Give the number of lines that contain the string "الله", and nothing else.
(begin)
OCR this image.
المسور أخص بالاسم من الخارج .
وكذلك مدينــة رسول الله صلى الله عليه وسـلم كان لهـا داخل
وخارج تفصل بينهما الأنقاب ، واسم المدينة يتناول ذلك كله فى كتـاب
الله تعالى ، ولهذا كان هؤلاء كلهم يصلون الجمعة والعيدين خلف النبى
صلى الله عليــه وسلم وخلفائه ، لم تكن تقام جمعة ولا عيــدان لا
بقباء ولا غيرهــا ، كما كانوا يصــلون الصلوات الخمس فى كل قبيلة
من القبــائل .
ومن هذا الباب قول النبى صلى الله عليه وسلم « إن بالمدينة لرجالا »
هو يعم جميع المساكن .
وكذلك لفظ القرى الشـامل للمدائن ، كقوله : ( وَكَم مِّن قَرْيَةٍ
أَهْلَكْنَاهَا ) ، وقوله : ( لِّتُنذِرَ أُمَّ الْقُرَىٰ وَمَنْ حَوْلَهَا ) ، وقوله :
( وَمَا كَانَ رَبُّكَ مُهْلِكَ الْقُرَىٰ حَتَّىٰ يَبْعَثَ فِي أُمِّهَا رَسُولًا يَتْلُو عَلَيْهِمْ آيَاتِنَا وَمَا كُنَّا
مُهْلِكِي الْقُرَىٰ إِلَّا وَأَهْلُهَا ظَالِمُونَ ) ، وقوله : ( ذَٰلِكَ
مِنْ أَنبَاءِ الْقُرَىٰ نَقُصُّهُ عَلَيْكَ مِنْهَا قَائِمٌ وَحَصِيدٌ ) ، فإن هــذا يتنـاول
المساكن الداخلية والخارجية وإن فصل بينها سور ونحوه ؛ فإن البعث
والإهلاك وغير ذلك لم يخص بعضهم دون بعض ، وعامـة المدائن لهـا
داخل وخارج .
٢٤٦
(end)
(begin)
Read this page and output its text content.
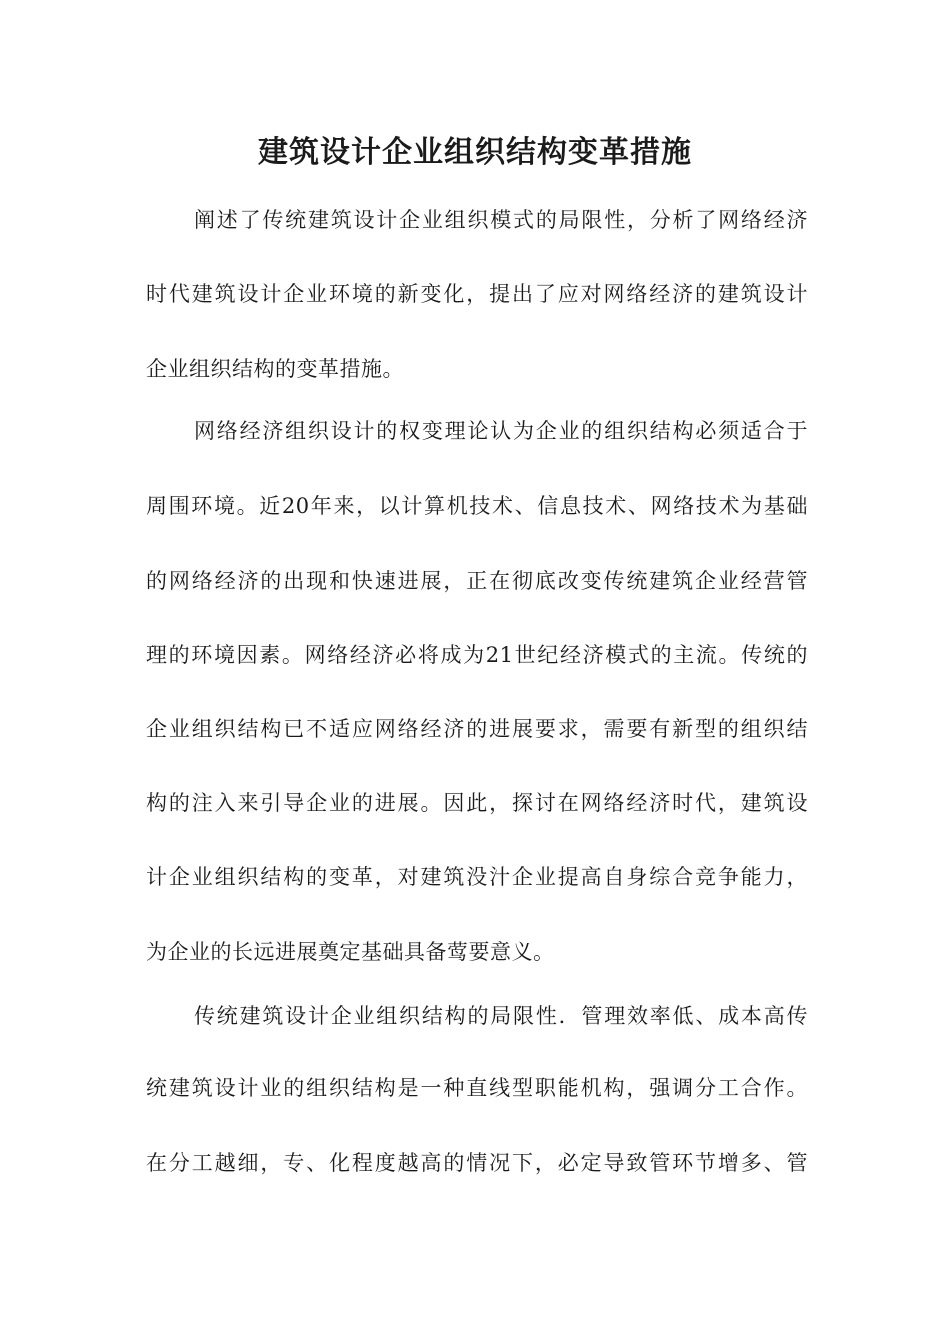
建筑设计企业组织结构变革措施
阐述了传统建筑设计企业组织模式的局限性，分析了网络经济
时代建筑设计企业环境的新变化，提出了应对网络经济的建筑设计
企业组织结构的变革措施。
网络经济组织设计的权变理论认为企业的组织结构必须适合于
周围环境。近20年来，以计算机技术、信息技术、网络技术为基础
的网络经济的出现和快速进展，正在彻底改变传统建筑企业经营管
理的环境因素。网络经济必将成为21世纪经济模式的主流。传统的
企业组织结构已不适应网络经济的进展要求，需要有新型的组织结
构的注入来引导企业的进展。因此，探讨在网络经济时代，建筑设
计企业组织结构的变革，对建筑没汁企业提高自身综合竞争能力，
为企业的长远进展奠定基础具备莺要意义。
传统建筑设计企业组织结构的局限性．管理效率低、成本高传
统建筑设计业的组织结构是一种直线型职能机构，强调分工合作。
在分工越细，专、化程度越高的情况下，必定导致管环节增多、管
(end)
(Solution for this problem) 4